Data excerpts:

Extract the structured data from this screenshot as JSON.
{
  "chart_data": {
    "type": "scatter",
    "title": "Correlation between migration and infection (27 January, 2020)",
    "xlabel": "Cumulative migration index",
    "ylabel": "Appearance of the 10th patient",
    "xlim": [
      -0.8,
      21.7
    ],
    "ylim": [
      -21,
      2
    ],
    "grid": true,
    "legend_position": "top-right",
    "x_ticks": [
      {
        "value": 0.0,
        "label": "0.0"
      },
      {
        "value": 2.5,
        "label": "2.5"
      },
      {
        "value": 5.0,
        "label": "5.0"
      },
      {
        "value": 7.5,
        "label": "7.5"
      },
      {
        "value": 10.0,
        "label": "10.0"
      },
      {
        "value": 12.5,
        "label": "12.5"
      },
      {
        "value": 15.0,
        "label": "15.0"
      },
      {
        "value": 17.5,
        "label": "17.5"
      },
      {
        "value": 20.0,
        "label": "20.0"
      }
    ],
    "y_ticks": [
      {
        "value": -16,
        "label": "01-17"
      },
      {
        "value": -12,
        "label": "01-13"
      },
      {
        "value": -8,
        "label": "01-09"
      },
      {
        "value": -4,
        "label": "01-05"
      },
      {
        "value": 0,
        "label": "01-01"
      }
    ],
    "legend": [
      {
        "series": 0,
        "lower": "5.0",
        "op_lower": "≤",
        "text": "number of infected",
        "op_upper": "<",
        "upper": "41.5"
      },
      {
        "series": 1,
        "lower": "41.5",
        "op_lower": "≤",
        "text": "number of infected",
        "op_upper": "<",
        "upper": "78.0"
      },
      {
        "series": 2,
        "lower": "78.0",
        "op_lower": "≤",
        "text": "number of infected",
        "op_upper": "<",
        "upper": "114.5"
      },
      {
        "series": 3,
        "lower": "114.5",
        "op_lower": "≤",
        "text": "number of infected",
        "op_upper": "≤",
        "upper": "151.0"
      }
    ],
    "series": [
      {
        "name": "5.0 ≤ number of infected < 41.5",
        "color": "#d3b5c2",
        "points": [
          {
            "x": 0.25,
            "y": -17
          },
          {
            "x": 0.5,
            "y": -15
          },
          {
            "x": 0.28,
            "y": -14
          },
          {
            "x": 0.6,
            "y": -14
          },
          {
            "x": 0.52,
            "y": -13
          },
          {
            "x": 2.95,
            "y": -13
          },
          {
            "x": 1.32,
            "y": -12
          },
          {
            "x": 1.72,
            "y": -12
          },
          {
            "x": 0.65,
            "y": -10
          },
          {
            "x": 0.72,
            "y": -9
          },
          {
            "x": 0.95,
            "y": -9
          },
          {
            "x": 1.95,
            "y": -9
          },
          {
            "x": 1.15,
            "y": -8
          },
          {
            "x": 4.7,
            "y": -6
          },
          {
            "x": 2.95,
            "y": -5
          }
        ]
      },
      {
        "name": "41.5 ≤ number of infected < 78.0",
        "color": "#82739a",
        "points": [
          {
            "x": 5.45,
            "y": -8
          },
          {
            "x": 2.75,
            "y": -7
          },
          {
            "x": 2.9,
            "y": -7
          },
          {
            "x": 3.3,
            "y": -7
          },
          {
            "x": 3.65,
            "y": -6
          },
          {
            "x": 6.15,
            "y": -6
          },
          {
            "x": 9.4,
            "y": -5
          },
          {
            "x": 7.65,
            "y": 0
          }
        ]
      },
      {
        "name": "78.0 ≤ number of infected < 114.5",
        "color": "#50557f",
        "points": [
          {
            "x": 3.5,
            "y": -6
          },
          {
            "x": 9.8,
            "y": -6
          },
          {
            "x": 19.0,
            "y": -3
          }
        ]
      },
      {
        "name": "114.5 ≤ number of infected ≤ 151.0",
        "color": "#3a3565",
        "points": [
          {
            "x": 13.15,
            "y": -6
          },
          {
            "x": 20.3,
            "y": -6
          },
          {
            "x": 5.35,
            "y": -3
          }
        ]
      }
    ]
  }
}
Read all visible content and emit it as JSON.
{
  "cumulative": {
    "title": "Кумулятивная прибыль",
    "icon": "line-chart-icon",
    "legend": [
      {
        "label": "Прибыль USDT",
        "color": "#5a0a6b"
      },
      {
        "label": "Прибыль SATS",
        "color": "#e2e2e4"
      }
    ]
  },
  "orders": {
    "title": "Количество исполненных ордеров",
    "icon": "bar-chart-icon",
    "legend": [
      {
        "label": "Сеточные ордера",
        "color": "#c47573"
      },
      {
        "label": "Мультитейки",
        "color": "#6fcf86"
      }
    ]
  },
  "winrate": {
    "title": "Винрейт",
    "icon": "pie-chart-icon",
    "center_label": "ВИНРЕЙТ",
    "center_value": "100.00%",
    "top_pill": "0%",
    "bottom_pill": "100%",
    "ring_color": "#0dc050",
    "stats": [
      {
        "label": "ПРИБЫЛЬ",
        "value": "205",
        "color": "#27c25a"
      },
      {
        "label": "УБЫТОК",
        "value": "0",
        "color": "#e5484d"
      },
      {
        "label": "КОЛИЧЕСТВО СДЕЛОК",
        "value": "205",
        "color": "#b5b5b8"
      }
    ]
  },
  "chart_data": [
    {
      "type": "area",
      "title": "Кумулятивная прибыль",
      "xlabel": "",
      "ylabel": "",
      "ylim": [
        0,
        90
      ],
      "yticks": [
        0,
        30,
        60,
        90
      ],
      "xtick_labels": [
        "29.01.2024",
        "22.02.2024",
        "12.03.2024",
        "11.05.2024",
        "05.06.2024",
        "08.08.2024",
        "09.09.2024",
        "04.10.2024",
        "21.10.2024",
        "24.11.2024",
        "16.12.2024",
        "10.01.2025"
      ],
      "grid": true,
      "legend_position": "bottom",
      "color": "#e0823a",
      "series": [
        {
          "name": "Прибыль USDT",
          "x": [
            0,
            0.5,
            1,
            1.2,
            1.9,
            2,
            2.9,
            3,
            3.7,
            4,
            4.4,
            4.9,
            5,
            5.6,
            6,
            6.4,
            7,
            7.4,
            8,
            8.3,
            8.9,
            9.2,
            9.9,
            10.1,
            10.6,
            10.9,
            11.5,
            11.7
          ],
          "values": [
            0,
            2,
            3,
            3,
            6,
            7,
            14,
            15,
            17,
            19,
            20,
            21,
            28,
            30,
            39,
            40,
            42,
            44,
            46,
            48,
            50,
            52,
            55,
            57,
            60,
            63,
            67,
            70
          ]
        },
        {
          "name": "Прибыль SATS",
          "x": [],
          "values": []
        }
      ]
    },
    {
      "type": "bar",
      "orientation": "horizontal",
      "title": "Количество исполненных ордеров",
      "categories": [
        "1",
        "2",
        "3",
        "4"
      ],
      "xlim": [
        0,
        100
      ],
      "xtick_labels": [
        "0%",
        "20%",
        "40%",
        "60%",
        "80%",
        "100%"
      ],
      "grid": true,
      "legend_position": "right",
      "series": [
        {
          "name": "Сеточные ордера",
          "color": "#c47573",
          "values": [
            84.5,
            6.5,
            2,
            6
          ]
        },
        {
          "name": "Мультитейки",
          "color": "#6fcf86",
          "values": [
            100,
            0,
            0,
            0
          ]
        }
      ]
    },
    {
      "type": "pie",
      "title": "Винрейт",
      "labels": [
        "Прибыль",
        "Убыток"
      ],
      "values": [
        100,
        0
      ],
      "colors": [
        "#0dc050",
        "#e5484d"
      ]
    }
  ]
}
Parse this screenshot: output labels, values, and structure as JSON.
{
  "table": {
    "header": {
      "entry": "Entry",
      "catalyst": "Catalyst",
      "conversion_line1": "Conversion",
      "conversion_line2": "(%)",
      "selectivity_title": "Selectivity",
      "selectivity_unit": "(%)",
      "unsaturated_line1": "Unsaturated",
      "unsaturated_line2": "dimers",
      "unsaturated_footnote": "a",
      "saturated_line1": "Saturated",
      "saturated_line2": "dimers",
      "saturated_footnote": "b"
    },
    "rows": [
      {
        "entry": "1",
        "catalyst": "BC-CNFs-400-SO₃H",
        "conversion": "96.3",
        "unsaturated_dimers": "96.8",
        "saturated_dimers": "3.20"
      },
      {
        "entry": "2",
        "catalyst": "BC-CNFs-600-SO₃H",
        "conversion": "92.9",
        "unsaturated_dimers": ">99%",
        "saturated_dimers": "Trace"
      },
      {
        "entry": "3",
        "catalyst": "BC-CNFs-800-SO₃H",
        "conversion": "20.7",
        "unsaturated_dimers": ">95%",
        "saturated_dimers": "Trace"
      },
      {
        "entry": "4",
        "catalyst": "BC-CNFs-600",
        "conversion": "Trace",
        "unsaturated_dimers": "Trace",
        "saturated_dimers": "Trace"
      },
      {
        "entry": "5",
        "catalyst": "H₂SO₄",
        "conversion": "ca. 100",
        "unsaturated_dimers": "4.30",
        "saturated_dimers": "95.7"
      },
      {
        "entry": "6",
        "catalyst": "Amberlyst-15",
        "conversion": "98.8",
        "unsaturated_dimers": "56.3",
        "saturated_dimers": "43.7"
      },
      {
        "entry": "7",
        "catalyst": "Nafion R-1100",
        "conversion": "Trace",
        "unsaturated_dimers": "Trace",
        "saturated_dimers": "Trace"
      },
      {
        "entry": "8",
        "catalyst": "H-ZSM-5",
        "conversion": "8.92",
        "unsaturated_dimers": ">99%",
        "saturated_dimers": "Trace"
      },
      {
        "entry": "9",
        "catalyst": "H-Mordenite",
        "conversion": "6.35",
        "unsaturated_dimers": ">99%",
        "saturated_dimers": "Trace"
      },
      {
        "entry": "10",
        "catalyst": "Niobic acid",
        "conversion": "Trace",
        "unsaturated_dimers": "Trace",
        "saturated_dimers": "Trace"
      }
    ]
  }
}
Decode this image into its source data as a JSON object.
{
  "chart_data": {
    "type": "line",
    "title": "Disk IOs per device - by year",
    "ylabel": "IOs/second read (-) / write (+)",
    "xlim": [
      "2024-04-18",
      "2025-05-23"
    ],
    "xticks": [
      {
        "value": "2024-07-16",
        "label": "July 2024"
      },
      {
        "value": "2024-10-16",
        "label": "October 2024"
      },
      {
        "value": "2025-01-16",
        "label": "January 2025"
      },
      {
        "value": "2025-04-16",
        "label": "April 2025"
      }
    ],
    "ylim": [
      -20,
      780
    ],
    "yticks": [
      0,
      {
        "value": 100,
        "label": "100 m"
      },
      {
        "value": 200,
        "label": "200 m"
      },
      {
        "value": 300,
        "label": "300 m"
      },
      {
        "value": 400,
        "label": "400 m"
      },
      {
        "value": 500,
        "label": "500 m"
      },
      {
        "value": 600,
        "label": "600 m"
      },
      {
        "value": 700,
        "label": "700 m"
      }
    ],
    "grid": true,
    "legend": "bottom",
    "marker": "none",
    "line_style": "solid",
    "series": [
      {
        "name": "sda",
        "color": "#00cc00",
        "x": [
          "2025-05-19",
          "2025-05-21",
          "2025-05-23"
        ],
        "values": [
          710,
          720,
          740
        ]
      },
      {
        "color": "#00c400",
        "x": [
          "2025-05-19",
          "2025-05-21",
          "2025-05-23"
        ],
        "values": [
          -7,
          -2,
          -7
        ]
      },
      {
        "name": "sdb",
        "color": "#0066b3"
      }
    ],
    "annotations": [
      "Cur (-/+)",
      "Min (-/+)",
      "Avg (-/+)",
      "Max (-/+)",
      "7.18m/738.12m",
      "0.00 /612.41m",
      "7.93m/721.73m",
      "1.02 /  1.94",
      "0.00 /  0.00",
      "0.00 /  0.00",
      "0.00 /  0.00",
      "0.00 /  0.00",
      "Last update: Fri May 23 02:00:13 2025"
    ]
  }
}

Set task:
Give the number of lines in the data that contain "SATS", with no other words.

Reply to the task:
2